- **WORK REQUIRED**
Where a line holds the word "this", copy that line.

- **RECORD EXTRACTS**

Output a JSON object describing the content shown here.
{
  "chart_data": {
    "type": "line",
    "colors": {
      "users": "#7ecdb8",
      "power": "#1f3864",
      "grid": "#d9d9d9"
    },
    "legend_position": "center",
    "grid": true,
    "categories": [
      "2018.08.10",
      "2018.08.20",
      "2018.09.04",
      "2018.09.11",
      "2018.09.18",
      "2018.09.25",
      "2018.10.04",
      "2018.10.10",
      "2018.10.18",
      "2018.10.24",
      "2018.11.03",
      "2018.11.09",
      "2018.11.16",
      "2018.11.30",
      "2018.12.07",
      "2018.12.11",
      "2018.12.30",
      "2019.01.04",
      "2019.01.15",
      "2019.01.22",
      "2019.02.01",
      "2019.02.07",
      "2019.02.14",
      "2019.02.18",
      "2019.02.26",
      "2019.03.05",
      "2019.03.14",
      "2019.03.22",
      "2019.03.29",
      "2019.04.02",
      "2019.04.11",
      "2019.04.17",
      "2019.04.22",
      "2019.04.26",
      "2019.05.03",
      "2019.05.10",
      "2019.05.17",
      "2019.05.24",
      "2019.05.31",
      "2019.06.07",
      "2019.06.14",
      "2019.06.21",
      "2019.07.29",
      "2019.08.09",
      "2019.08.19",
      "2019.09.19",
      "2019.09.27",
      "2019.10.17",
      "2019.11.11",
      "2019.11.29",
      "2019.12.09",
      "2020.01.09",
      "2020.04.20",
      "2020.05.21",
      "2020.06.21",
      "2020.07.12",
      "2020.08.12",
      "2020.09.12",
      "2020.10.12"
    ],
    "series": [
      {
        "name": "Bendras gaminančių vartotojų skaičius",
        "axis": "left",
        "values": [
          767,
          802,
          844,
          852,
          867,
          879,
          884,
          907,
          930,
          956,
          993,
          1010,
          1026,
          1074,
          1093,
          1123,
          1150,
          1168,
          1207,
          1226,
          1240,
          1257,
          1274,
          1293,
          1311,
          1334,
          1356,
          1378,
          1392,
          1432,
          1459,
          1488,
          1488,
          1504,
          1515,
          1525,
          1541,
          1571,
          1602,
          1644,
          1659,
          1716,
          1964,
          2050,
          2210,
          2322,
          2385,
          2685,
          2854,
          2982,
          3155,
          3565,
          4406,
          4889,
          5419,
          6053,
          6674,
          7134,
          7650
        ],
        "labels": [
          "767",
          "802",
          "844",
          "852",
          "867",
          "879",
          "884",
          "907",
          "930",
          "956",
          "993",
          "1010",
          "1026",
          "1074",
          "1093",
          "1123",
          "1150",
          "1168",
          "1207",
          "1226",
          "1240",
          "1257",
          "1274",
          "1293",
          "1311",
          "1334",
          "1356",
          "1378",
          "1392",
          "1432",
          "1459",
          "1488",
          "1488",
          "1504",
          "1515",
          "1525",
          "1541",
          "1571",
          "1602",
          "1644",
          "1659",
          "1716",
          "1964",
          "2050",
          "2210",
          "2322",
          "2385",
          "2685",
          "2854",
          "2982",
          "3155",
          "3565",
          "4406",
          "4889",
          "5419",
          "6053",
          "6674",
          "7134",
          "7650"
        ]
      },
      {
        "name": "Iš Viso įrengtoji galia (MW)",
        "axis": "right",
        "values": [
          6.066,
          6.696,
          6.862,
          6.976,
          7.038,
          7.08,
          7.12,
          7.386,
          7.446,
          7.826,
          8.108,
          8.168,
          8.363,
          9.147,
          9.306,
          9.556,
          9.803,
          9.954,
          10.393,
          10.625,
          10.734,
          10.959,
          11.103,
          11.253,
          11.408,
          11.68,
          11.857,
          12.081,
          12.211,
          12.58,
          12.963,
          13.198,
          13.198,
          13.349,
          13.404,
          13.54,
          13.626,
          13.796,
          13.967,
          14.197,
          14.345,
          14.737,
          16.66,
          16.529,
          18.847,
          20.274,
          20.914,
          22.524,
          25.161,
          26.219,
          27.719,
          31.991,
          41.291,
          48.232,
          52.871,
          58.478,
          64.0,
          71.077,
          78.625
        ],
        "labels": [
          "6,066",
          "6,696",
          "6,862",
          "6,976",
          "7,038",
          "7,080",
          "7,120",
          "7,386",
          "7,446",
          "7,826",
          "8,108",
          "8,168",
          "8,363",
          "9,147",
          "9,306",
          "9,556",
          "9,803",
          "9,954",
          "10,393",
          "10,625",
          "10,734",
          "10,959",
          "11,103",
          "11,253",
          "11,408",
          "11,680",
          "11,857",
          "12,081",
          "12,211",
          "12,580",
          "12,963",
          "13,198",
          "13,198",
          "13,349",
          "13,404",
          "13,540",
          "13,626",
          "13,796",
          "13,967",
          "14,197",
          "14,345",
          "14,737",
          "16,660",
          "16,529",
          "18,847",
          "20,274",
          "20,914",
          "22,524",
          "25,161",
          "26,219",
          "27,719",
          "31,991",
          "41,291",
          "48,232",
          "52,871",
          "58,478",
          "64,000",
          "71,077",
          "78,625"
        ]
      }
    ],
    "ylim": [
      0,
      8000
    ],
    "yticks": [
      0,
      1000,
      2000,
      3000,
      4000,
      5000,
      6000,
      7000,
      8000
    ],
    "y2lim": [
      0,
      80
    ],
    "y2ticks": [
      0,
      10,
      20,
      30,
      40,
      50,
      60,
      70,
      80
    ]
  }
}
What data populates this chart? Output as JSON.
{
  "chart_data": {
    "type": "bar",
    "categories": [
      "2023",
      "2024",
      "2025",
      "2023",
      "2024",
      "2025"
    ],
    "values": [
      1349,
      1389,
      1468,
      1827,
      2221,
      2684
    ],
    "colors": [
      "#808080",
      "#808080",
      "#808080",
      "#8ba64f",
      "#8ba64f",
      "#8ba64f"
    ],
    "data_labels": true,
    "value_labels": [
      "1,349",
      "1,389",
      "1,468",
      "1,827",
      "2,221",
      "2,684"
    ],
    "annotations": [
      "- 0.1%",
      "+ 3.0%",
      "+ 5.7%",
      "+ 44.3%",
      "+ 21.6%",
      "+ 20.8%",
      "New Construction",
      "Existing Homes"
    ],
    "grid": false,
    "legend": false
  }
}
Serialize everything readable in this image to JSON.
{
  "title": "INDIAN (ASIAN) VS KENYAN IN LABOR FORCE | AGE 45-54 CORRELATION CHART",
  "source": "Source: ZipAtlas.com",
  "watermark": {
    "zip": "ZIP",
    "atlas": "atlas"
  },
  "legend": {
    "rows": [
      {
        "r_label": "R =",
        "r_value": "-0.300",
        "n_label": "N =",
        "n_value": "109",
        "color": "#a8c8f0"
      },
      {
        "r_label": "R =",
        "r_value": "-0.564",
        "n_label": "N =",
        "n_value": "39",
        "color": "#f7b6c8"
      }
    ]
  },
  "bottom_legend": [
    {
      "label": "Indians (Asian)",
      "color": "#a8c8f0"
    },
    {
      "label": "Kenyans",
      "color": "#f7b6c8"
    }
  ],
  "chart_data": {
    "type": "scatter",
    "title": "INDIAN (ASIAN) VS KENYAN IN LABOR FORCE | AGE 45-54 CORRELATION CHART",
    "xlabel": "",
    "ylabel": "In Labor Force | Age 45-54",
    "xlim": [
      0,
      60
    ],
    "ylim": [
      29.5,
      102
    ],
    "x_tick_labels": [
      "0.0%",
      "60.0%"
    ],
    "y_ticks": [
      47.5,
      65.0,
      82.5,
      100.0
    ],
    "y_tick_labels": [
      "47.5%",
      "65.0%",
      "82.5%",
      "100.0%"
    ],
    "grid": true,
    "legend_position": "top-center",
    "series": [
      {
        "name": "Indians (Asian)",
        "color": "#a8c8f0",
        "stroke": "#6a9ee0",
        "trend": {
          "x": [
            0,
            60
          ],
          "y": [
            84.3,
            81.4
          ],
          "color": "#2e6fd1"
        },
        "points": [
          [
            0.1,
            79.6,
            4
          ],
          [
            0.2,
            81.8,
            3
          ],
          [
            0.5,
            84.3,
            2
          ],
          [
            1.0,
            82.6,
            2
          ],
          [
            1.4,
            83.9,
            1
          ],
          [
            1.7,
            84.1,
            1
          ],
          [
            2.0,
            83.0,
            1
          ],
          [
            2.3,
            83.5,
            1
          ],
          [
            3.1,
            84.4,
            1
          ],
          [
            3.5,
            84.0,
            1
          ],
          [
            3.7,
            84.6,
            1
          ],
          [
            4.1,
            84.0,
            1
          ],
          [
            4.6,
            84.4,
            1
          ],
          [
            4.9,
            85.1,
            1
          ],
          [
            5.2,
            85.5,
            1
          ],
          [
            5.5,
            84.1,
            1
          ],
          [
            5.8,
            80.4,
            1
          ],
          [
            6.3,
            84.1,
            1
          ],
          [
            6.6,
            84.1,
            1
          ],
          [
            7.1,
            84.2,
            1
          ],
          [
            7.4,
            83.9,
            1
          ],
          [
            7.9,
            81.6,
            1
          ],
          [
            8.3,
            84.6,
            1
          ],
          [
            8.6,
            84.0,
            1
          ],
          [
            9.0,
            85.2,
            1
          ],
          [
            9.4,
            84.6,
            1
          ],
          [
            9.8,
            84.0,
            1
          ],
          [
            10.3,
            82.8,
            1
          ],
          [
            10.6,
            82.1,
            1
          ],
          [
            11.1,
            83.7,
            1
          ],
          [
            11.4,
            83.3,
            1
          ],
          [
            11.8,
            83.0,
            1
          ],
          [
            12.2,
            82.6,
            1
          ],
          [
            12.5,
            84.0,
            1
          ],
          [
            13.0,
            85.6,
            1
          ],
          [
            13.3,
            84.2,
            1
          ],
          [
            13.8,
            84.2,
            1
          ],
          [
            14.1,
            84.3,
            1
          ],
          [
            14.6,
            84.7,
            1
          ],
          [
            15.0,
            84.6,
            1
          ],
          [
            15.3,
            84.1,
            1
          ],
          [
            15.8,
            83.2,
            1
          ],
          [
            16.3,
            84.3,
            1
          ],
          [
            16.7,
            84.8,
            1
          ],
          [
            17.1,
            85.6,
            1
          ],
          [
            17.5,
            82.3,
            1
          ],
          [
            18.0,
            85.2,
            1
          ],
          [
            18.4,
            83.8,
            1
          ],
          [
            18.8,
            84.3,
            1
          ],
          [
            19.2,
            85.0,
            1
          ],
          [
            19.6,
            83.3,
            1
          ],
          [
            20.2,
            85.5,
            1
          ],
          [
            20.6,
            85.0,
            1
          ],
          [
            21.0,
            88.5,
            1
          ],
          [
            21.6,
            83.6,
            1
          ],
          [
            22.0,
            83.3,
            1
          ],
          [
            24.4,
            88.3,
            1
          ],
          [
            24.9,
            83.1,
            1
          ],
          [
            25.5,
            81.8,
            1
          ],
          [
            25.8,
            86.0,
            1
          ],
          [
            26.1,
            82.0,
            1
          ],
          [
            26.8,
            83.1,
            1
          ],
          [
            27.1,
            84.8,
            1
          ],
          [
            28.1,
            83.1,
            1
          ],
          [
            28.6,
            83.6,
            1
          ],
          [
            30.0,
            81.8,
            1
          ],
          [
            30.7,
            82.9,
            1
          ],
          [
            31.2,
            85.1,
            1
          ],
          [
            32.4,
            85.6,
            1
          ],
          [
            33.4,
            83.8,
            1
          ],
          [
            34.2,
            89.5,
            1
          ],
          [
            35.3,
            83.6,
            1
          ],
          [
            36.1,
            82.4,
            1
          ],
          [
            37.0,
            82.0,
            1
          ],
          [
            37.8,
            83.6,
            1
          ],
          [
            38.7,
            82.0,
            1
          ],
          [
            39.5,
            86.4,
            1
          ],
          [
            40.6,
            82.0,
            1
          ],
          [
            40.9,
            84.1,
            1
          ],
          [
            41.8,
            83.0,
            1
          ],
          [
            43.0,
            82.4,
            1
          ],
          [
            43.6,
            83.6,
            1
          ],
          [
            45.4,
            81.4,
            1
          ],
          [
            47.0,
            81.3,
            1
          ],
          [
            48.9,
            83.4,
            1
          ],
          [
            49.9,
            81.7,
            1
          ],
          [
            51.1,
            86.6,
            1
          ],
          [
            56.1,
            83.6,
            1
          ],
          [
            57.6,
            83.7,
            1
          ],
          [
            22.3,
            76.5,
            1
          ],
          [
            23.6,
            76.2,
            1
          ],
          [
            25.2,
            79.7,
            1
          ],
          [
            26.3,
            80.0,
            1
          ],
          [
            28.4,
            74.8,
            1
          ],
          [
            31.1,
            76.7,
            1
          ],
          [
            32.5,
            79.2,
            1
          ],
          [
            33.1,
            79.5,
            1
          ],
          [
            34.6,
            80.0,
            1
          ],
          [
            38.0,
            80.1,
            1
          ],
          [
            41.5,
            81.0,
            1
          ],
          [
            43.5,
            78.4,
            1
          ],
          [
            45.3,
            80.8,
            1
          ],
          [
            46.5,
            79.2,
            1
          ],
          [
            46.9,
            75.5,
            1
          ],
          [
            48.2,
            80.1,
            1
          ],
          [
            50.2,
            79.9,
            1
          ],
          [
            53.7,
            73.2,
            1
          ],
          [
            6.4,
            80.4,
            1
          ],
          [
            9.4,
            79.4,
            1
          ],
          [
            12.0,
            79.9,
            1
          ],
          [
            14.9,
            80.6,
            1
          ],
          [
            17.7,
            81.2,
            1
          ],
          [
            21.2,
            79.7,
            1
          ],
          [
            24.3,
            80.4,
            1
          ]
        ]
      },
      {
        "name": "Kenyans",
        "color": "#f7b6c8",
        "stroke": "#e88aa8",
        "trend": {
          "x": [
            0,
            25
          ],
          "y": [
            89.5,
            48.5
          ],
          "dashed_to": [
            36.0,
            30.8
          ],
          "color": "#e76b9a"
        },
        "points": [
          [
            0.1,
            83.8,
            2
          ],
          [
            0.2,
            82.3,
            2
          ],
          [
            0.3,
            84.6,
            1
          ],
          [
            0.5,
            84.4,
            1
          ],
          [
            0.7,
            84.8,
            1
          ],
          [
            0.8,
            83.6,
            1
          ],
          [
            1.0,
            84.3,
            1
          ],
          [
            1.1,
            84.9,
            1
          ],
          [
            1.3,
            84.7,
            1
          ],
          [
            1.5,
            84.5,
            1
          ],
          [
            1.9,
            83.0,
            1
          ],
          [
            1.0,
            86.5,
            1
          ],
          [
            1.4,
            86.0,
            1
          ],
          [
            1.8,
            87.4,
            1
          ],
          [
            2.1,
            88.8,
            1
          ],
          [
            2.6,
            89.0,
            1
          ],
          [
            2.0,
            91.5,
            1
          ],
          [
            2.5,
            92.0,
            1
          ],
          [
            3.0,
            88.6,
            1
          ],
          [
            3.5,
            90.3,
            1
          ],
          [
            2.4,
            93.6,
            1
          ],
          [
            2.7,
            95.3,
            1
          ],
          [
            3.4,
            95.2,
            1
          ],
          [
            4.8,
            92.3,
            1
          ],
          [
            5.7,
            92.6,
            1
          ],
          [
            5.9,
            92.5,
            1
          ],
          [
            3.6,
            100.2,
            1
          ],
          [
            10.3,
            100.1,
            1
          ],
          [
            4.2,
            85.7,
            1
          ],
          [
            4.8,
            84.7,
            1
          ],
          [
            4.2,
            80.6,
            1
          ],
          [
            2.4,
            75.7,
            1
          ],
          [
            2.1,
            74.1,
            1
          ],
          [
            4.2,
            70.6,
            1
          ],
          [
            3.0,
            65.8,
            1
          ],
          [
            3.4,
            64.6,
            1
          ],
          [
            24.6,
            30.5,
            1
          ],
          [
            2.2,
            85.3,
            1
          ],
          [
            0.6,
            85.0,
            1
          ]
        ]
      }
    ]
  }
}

- **RESPONSE**
What data populates this chart? Output as JSON.
Serialize everything readable in this image to JSON.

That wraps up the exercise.